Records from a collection

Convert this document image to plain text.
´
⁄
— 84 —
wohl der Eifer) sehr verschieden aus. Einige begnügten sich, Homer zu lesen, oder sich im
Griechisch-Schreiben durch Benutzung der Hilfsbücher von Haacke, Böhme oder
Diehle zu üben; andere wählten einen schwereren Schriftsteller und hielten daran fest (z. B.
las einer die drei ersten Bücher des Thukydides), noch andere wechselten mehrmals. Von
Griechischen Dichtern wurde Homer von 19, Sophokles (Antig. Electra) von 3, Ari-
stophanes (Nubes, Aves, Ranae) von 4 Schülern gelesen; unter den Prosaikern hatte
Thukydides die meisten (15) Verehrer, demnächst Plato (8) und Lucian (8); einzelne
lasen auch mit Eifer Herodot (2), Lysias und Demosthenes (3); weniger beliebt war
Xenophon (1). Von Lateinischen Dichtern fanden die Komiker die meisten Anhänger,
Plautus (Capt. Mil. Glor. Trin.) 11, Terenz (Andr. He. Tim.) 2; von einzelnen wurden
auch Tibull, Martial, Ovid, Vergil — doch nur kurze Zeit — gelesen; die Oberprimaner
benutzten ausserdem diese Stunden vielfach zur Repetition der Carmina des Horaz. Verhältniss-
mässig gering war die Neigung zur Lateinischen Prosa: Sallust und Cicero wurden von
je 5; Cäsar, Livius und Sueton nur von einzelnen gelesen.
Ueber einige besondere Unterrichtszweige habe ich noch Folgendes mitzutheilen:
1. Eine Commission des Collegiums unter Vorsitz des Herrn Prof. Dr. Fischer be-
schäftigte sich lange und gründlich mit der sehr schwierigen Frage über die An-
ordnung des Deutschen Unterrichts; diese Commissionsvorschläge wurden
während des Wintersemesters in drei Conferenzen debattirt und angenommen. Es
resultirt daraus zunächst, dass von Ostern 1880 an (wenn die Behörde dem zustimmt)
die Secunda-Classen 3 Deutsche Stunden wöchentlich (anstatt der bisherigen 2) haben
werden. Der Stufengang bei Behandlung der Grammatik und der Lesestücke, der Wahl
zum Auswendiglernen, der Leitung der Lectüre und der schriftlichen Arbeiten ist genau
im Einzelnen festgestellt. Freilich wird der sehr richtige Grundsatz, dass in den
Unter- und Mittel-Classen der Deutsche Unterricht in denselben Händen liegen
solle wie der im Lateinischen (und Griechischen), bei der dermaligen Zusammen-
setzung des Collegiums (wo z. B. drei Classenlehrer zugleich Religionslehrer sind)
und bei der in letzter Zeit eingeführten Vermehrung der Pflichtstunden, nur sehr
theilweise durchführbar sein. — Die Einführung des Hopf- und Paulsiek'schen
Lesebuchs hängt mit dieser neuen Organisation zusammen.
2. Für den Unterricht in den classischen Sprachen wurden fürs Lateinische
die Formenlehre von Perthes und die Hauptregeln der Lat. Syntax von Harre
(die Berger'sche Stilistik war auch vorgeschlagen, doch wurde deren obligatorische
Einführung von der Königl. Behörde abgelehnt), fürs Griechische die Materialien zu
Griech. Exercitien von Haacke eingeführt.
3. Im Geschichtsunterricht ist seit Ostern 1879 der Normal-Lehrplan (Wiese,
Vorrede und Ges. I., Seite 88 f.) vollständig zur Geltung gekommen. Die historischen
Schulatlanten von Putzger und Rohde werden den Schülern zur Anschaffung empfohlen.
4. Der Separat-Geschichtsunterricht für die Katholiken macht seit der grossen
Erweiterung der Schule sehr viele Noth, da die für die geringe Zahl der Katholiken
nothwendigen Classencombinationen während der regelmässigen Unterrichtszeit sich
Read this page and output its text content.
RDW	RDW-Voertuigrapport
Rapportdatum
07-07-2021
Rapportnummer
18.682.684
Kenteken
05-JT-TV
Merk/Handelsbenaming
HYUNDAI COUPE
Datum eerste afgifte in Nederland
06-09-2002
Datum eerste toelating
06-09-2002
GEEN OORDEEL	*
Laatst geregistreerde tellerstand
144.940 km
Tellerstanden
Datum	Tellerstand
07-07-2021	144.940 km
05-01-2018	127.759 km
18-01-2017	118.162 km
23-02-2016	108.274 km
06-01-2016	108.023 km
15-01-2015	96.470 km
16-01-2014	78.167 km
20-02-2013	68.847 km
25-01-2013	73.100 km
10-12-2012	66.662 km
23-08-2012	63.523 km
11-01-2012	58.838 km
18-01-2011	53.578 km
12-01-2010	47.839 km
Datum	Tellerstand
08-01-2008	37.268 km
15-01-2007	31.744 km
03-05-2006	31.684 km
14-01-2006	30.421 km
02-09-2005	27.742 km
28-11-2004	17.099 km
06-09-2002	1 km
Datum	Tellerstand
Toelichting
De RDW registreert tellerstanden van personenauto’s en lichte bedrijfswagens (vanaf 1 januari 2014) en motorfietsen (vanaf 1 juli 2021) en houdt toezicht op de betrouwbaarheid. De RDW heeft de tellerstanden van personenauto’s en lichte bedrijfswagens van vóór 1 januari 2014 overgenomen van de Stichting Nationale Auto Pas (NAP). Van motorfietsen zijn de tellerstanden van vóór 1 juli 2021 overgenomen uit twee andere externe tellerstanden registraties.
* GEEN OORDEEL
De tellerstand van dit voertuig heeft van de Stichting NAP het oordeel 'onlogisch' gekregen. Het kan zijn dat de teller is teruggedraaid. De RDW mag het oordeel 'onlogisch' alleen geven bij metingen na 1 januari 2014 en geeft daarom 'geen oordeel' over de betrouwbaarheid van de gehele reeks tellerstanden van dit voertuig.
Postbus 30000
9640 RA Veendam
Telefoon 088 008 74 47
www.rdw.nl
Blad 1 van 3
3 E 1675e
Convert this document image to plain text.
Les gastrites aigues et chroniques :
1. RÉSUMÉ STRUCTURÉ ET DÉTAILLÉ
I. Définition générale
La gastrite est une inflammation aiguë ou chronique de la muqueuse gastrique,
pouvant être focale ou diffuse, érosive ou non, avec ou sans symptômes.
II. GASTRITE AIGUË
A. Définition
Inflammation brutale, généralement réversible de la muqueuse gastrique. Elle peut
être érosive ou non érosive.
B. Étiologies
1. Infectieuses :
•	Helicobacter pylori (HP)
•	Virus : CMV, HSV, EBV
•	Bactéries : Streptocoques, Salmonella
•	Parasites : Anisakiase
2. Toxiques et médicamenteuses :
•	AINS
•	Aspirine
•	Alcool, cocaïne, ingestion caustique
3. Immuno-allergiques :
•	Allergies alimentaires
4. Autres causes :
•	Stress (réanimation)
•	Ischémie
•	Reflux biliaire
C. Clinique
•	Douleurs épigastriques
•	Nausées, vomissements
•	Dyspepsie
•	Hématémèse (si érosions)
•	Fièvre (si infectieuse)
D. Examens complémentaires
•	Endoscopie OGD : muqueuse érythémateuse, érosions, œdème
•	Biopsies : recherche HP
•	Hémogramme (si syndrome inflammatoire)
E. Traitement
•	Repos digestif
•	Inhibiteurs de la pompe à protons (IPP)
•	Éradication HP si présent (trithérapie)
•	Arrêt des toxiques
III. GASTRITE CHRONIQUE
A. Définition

Exercise details.
The entries above should be repeated exactly, every one of them.

Output.
Convert this document image to plain text.
´
⁄
— 84 —
wohl der Eifer) sehr verschieden aus. Einige begnügten sich, Homer zu lesen, oder sich im
Griechisch-Schreiben durch Benutzung der Hilfsbücher von Haacke, Böhme oder
Diehle zu üben; andere wählten einen schwereren Schriftsteller und hielten daran fest (z. B.
las einer die drei ersten Bücher des Thukydides), noch andere wechselten mehrmals. Von
Griechischen Dichtern wurde Homer von 19, Sophokles (Antig. Electra) von 3, Ari-
stophanes (Nubes, Aves, Ranae) von 4 Schülern gelesen; unter den Prosaikern hatte
Thukydides die meisten (15) Verehrer, demnächst Plato (8) und Lucian (8); einzelne
lasen auch mit Eifer Herodot (2), Lysias und Demosthenes (3); weniger beliebt war
Xenophon (1). Von Lateinischen Dichtern fanden die Komiker die meisten Anhänger,
Plautus (Capt. Mil. Glor. Trin.) 11, Terenz (Andr. He. Tim.) 2; von einzelnen wurden
auch Tibull, Martial, Ovid, Vergil — doch nur kurze Zeit — gelesen; die Oberprimaner
benutzten ausserdem diese Stunden vielfach zur Repetition der Carmina des Horaz. Verhältniss-
mässig gering war die Neigung zur Lateinischen Prosa: Sallust und Cicero wurden von
je 5; Cäsar, Livius und Sueton nur von einzelnen gelesen.
Ueber einige besondere Unterrichtszweige habe ich noch Folgendes mitzutheilen:
1. Eine Commission des Collegiums unter Vorsitz des Herrn Prof. Dr. Fischer be-
schäftigte sich lange und gründlich mit der sehr schwierigen Frage über die An-
ordnung des Deutschen Unterrichts; diese Commissionsvorschläge wurden
während des Wintersemesters in drei Conferenzen debattirt und angenommen. Es
resultirt daraus zunächst, dass von Ostern 1880 an (wenn die Behörde dem zustimmt)
die Secunda-Classen 3 Deutsche Stunden wöchentlich (anstatt der bisherigen 2) haben
werden. Der Stufengang bei Behandlung der Grammatik und der Lesestücke, der Wahl
zum Auswendiglernen, der Leitung der Lectüre und der schriftlichen Arbeiten ist genau
im Einzelnen festgestellt. Freilich wird der sehr richtige Grundsatz, dass in den
Unter- und Mittel-Classen der Deutsche Unterricht in denselben Händen liegen
solle wie der im Lateinischen (und Griechischen), bei der dermaligen Zusammen-
setzung des Collegiums (wo z. B. drei Classenlehrer zugleich Religionslehrer sind)
und bei der in letzter Zeit eingeführten Vermehrung der Pflichtstunden, nur sehr
theilweise durchführbar sein. — Die Einführung des Hopf- und Paulsiek'schen
Lesebuchs hängt mit dieser neuen Organisation zusammen.
2. Für den Unterricht in den classischen Sprachen wurden fürs Lateinische
die Formenlehre von Perthes und die Hauptregeln der Lat. Syntax von Harre
(die Berger'sche Stilistik war auch vorgeschlagen, doch wurde deren obligatorische
Einführung von der Königl. Behörde abgelehnt), fürs Griechische die Materialien zu
Griech. Exercitien von Haacke eingeführt.
3. Im Geschichtsunterricht ist seit Ostern 1879 der Normal-Lehrplan (Wiese,
Vorrede und Ges. I., Seite 88 f.) vollständig zur Geltung gekommen. Die historischen
Schulatlanten von Putzger und Rohde werden den Schülern zur Anschaffung empfohlen.
4. Der Separat-Geschichtsunterricht für die Katholiken macht seit der grossen
Erweiterung der Schule sehr viele Noth, da die für die geringe Zahl der Katholiken
nothwendigen Classencombinationen während der regelmässigen Unterrichtszeit sich
Read this page and output its text content.
RDW	RDW-Voertuigrapport
Rapportdatum
07-07-2021
Rapportnummer
18.682.684
Kenteken
05-JT-TV
Merk/Handelsbenaming
HYUNDAI COUPE
Datum eerste afgifte in Nederland
06-09-2002
Datum eerste toelating
06-09-2002
GEEN OORDEEL	*
Laatst geregistreerde tellerstand
144.940 km
Tellerstanden
Datum	Tellerstand
07-07-2021	144.940 km
05-01-2018	127.759 km
18-01-2017	118.162 km
23-02-2016	108.274 km
06-01-2016	108.023 km
15-01-2015	96.470 km
16-01-2014	78.167 km
20-02-2013	68.847 km
25-01-2013	73.100 km
10-12-2012	66.662 km
23-08-2012	63.523 km
11-01-2012	58.838 km
18-01-2011	53.578 km
12-01-2010	47.839 km
Datum	Tellerstand
08-01-2008	37.268 km
15-01-2007	31.744 km
03-05-2006	31.684 km
14-01-2006	30.421 km
02-09-2005	27.742 km
28-11-2004	17.099 km
06-09-2002	1 km
Datum	Tellerstand
Toelichting
De RDW registreert tellerstanden van personenauto’s en lichte bedrijfswagens (vanaf 1 januari 2014) en motorfietsen (vanaf 1 juli 2021) en houdt toezicht op de betrouwbaarheid. De RDW heeft de tellerstanden van personenauto’s en lichte bedrijfswagens van vóór 1 januari 2014 overgenomen van de Stichting Nationale Auto Pas (NAP). Van motorfietsen zijn de tellerstanden van vóór 1 juli 2021 overgenomen uit twee andere externe tellerstanden registraties.
* GEEN OORDEEL
De tellerstand van dit voertuig heeft van de Stichting NAP het oordeel 'onlogisch' gekregen. Het kan zijn dat de teller is teruggedraaid. De RDW mag het oordeel 'onlogisch' alleen geven bij metingen na 1 januari 2014 en geeft daarom 'geen oordeel' over de betrouwbaarheid van de gehele reeks tellerstanden van dit voertuig.
Postbus 30000
9640 RA Veendam
Telefoon 088 008 74 47
www.rdw.nl
Blad 1 van 3
3 E 1675e
Convert this document image to plain text.
Les gastrites aigues et chroniques :
1. RÉSUMÉ STRUCTURÉ ET DÉTAILLÉ
I. Définition générale
La gastrite est une inflammation aiguë ou chronique de la muqueuse gastrique,
pouvant être focale ou diffuse, érosive ou non, avec ou sans symptômes.
II. GASTRITE AIGUË
A. Définition
Inflammation brutale, généralement réversible de la muqueuse gastrique. Elle peut
être érosive ou non érosive.
B. Étiologies
1. Infectieuses :
•	Helicobacter pylori (HP)
•	Virus : CMV, HSV, EBV
•	Bactéries : Streptocoques, Salmonella
•	Parasites : Anisakiase
2. Toxiques et médicamenteuses :
•	AINS
•	Aspirine
•	Alcool, cocaïne, ingestion caustique
3. Immuno-allergiques :
•	Allergies alimentaires
4. Autres causes :
•	Stress (réanimation)
•	Ischémie
•	Reflux biliaire
C. Clinique
•	Douleurs épigastriques
•	Nausées, vomissements
•	Dyspepsie
•	Hématémèse (si érosions)
•	Fièvre (si infectieuse)
D. Examens complémentaires
•	Endoscopie OGD : muqueuse érythémateuse, érosions, œdème
•	Biopsies : recherche HP
•	Hémogramme (si syndrome inflammatoire)
E. Traitement
•	Repos digestif
•	Inhibiteurs de la pompe à protons (IPP)
•	Éradication HP si présent (trithérapie)
•	Arrêt des toxiques
III. GASTRITE CHRONIQUE
A. Définition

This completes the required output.